**GIVEN PROBLEM:**
Locate the lines of the listing below that hold "JSON", then copy each of them.

**AVAILABLE RECORDS:**

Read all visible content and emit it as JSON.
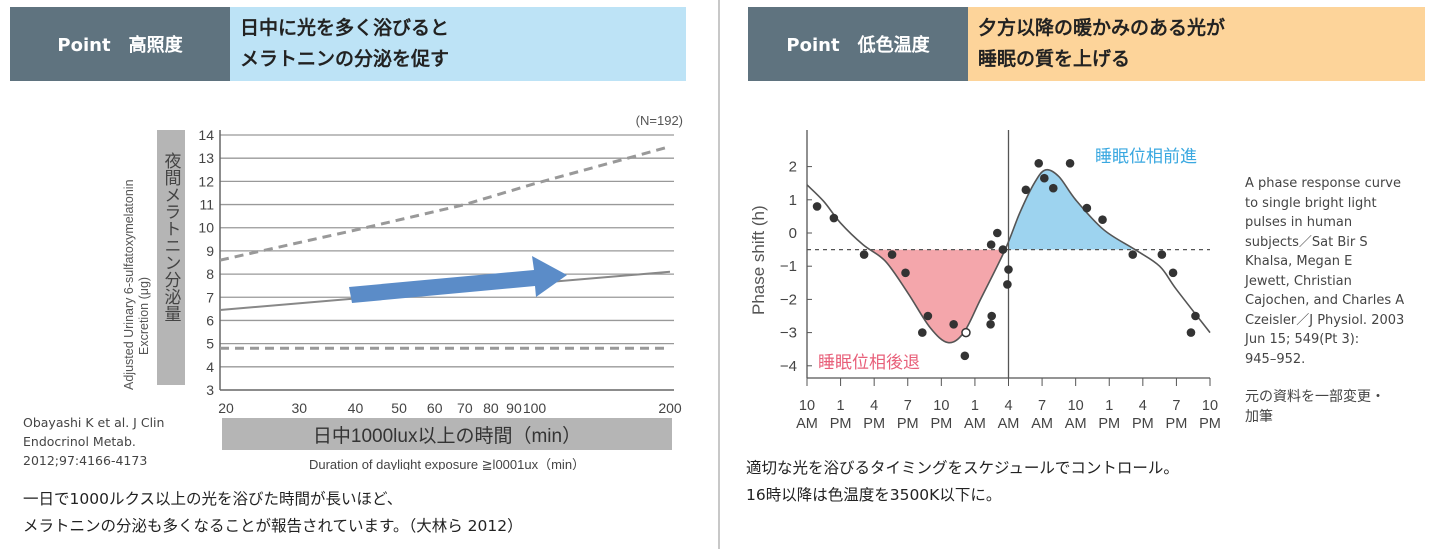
{
  "left": {
    "point_label": "Point　高照度",
    "headline": [
      "日中に光を多く浴びると",
      "メラトニンの分泌を促す"
    ],
    "citation": [
      "Obayashi K et al. J Clin",
      "Endocrinol Metab.",
      "2012;97:4166-4173"
    ],
    "caption": [
      "一日で1000ルクス以上の光を浴びた時間が長いほど、",
      "メラトニンの分泌も多くなることが報告されています。（大林ら 2012）"
    ]
  },
  "right": {
    "point_label": "Point　低色温度",
    "headline": [
      "夕方以降の暖かみのある光が",
      "睡眠の質を上げる"
    ],
    "reference": [
      "A phase response curve",
      "to single bright light",
      "pulses in human",
      "subjects／Sat Bir S",
      "Khalsa, Megan E",
      "Jewett, Christian",
      "Cajochen, and Charles A",
      "Czeisler／J Physiol. 2003",
      "Jun 15; 549(Pt 3):",
      "945–952."
    ],
    "note": [
      "元の資料を一部変更・",
      "加筆"
    ],
    "caption": [
      "適切な光を浴びるタイミングをスケジュールでコントロール。",
      "16時以降は色温度を3500K以下に。"
    ]
  },
  "colors": {
    "header_dark": "#5f737f",
    "header_blue": "#bde3f6",
    "header_orange": "#fdd49a",
    "advance": "#3aa8e0",
    "delay": "#e8607a",
    "advance_fill": "#9dd3ef",
    "delay_fill": "#f4a6ab",
    "arrow": "#5b8cc8"
  },
  "chart_data": [
    {
      "type": "line",
      "annotation": "(N=192)",
      "ylabel_ja": "夜間メラトニン分泌量",
      "ylabel_en": [
        "Adjusted Urinary 6-sulfatoxymelatonin",
        "Excretion (μg)"
      ],
      "xlabel_ja": "日中1000lux以上の時間（min）",
      "xlabel_en": "Duration of daylight exposure ≧l0001ux（min）",
      "x_scale": "log",
      "xlim": [
        20,
        200
      ],
      "ylim": [
        3,
        14
      ],
      "grid": true,
      "xticks": [
        20,
        30,
        40,
        50,
        60,
        70,
        80,
        90,
        100,
        200
      ],
      "yticks": [
        3,
        4,
        5,
        6,
        7,
        8,
        9,
        10,
        11,
        12,
        13,
        14
      ],
      "series": [
        {
          "style": "dashed",
          "x": [
            20,
            40,
            70,
            100,
            200
          ],
          "y": [
            8.6,
            9.9,
            11.0,
            11.9,
            13.5
          ]
        },
        {
          "style": "solid",
          "x": [
            20,
            200
          ],
          "y": [
            6.45,
            8.1
          ]
        },
        {
          "style": "dashed",
          "x": [
            20,
            200
          ],
          "y": [
            4.8,
            4.8
          ]
        }
      ]
    },
    {
      "type": "scatter",
      "ylabel": "Phase shift (h)",
      "ylim": [
        -4.5,
        2.8
      ],
      "yticks": [
        2,
        1,
        0,
        -1,
        -2,
        -3,
        -4
      ],
      "xticks": [
        [
          "10",
          "AM"
        ],
        [
          "1",
          "PM"
        ],
        [
          "4",
          "PM"
        ],
        [
          "7",
          "PM"
        ],
        [
          "10",
          "PM"
        ],
        [
          "1",
          "AM"
        ],
        [
          "4",
          "AM"
        ],
        [
          "7",
          "AM"
        ],
        [
          "10",
          "AM"
        ],
        [
          "1",
          "PM"
        ],
        [
          "4",
          "PM"
        ],
        [
          "7",
          "PM"
        ],
        [
          "10",
          "PM"
        ]
      ],
      "x_unit": "hours from 10 AM",
      "xlim": [
        0,
        36
      ],
      "reference_line": -0.5,
      "advance_label": "睡眠位相前進",
      "delay_label": "睡眠位相後退",
      "points": [
        [
          0.9,
          0.8
        ],
        [
          2.4,
          0.45
        ],
        [
          5.1,
          -0.65
        ],
        [
          7.6,
          -0.65
        ],
        [
          8.8,
          -1.2
        ],
        [
          10.3,
          -3.0
        ],
        [
          10.8,
          -2.5
        ],
        [
          13.1,
          -2.75
        ],
        [
          14.1,
          -3.7
        ],
        [
          16.4,
          -2.75
        ],
        [
          16.5,
          -2.5
        ],
        [
          16.45,
          -0.35
        ],
        [
          17.0,
          0.0
        ],
        [
          17.5,
          -0.5
        ],
        [
          18.0,
          -1.1
        ],
        [
          17.9,
          -1.55
        ],
        [
          19.55,
          1.3
        ],
        [
          20.7,
          2.1
        ],
        [
          21.2,
          1.65
        ],
        [
          22.0,
          1.35
        ],
        [
          23.5,
          2.1
        ],
        [
          25.0,
          0.75
        ],
        [
          26.4,
          0.4
        ],
        [
          29.1,
          -0.65
        ],
        [
          31.7,
          -0.65
        ],
        [
          32.7,
          -1.2
        ],
        [
          34.3,
          -3.0
        ],
        [
          34.7,
          -2.5
        ]
      ],
      "open_points": [
        [
          14.2,
          -3.0
        ]
      ],
      "curve": [
        [
          0,
          1.45
        ],
        [
          1.5,
          0.95
        ],
        [
          3,
          0.3
        ],
        [
          5,
          -0.35
        ],
        [
          7,
          -0.85
        ],
        [
          9,
          -1.8
        ],
        [
          11,
          -2.85
        ],
        [
          12.6,
          -3.3
        ],
        [
          14,
          -3.0
        ],
        [
          15.5,
          -2.0
        ],
        [
          17.7,
          -0.5
        ],
        [
          19,
          0.6
        ],
        [
          20.3,
          1.5
        ],
        [
          21.3,
          1.9
        ],
        [
          22.5,
          1.7
        ],
        [
          24,
          1.0
        ],
        [
          26.5,
          0.1
        ],
        [
          29.3,
          -0.5
        ],
        [
          31.5,
          -1.0
        ],
        [
          33,
          -1.7
        ],
        [
          36,
          -3.0
        ]
      ]
    }
  ]
}
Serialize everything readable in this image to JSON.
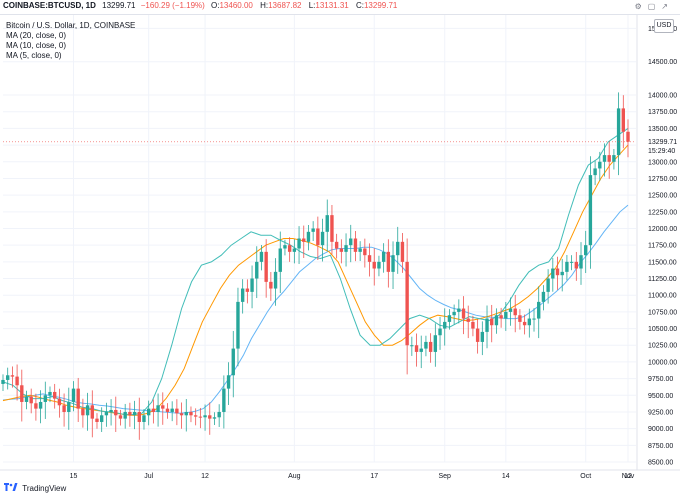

**SOLUTION FOR THIS PROBLEM:**
Read all visible content and emit it as JSON.
Serialize everything readable in this image to JSON.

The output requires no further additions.